Transcribe all the entries word for word, omitting any pictures they contain.

┏━━

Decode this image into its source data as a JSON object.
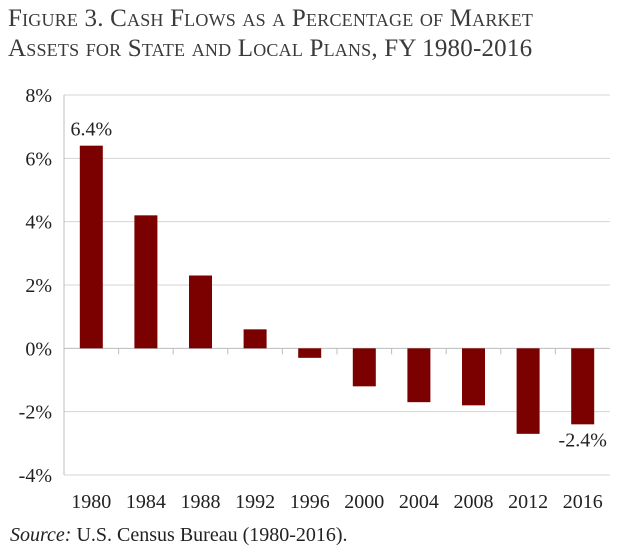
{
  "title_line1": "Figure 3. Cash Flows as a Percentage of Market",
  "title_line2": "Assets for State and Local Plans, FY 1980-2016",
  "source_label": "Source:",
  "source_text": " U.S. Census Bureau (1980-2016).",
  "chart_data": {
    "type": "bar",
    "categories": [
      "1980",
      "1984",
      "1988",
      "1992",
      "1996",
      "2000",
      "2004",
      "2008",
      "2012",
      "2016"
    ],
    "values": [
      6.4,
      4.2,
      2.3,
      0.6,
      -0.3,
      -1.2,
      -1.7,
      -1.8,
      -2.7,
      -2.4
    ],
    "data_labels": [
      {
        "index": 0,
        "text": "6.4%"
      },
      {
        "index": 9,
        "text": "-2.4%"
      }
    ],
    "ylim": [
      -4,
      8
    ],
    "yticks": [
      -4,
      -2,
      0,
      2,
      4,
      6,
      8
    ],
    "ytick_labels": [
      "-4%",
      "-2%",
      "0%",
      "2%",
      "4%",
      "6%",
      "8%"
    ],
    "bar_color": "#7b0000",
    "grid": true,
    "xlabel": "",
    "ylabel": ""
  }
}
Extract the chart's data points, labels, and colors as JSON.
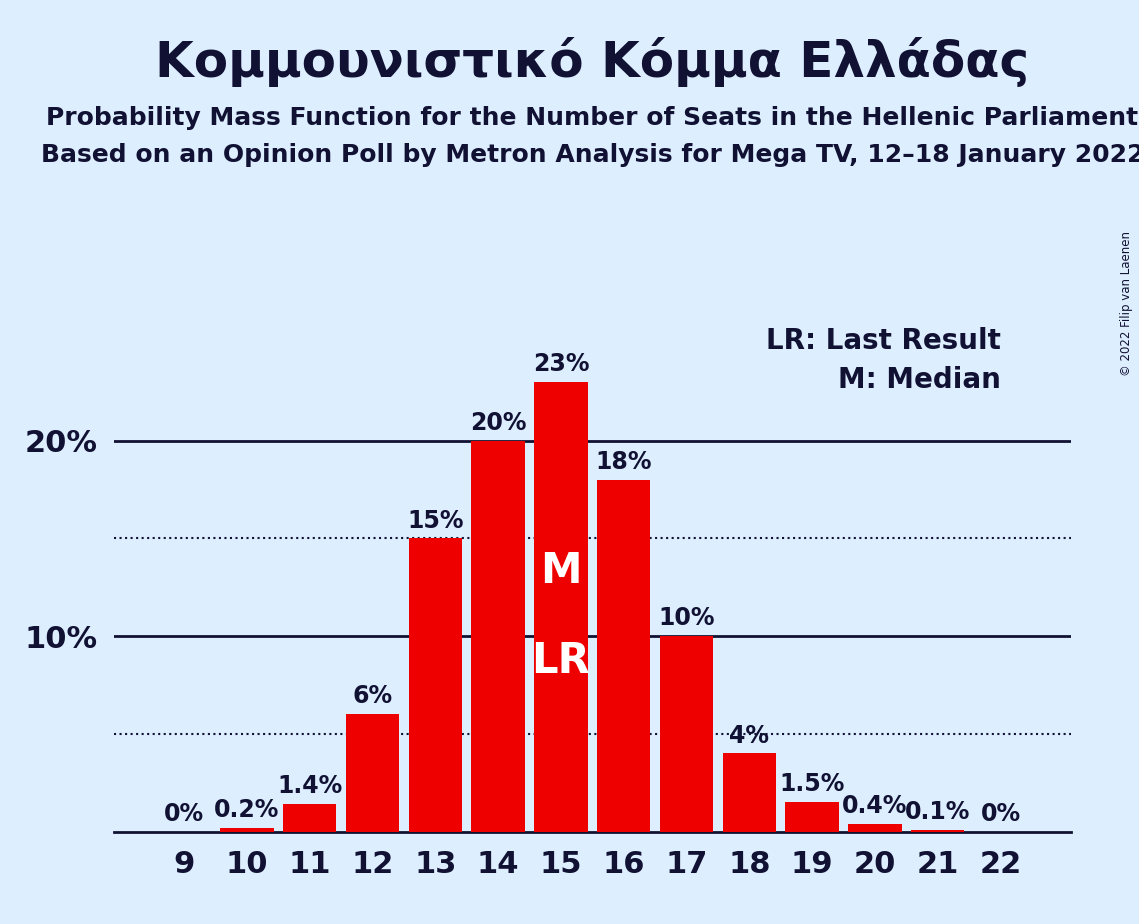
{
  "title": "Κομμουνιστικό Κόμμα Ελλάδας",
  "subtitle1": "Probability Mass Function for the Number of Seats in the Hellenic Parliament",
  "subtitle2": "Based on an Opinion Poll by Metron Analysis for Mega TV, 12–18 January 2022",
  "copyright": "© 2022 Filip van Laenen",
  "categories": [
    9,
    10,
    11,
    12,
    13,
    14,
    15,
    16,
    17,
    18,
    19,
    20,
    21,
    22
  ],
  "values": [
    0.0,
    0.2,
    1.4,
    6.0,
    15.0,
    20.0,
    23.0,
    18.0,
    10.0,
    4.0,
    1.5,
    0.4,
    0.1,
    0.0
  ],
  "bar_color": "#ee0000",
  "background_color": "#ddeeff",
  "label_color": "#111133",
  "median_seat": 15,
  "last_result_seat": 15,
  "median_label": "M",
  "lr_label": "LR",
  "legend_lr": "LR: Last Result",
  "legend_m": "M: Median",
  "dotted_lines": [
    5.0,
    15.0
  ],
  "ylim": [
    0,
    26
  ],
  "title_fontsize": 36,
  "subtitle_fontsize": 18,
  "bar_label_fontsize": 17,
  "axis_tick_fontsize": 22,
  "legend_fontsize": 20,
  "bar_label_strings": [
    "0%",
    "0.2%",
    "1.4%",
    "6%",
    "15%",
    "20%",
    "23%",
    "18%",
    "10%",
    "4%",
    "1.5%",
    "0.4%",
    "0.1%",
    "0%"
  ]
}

┗━━

**COMPLETE RESPONSE**
Decode this image into its source data as a JSON object.
{
  "title_line1": "Figure 3. Cash Flows as a Percentage of Market",
  "title_line2": "Assets for State and Local Plans, FY 1980-2016",
  "source_label": "Source:",
  "source_text": " U.S. Census Bureau (1980-2016).",
  "chart_data": {
    "type": "bar",
    "categories": [
      "1980",
      "1984",
      "1988",
      "1992",
      "1996",
      "2000",
      "2004",
      "2008",
      "2012",
      "2016"
    ],
    "values": [
      6.4,
      4.2,
      2.3,
      0.6,
      -0.3,
      -1.2,
      -1.7,
      -1.8,
      -2.7,
      -2.4
    ],
    "data_labels": [
      {
        "index": 0,
        "text": "6.4%"
      },
      {
        "index": 9,
        "text": "-2.4%"
      }
    ],
    "ylim": [
      -4,
      8
    ],
    "yticks": [
      -4,
      -2,
      0,
      2,
      4,
      6,
      8
    ],
    "ytick_labels": [
      "-4%",
      "-2%",
      "0%",
      "2%",
      "4%",
      "6%",
      "8%"
    ],
    "bar_color": "#7b0000",
    "grid": true,
    "xlabel": "",
    "ylabel": ""
  }
}
Extract the chart's data points, labels, and colors as JSON.
{
  "title": "Κομμουνιστικό Κόμμα Ελλάδας",
  "subtitle1": "Probability Mass Function for the Number of Seats in the Hellenic Parliament",
  "subtitle2": "Based on an Opinion Poll by Metron Analysis for Mega TV, 12–18 January 2022",
  "copyright": "© 2022 Filip van Laenen",
  "categories": [
    9,
    10,
    11,
    12,
    13,
    14,
    15,
    16,
    17,
    18,
    19,
    20,
    21,
    22
  ],
  "values": [
    0.0,
    0.2,
    1.4,
    6.0,
    15.0,
    20.0,
    23.0,
    18.0,
    10.0,
    4.0,
    1.5,
    0.4,
    0.1,
    0.0
  ],
  "bar_color": "#ee0000",
  "background_color": "#ddeeff",
  "label_color": "#111133",
  "median_seat": 15,
  "last_result_seat": 15,
  "median_label": "M",
  "lr_label": "LR",
  "legend_lr": "LR: Last Result",
  "legend_m": "M: Median",
  "dotted_lines": [
    5.0,
    15.0
  ],
  "ylim": [
    0,
    26
  ],
  "title_fontsize": 36,
  "subtitle_fontsize": 18,
  "bar_label_fontsize": 17,
  "axis_tick_fontsize": 22,
  "legend_fontsize": 20,
  "bar_label_strings": [
    "0%",
    "0.2%",
    "1.4%",
    "6%",
    "15%",
    "20%",
    "23%",
    "18%",
    "10%",
    "4%",
    "1.5%",
    "0.4%",
    "0.1%",
    "0%"
  ]
}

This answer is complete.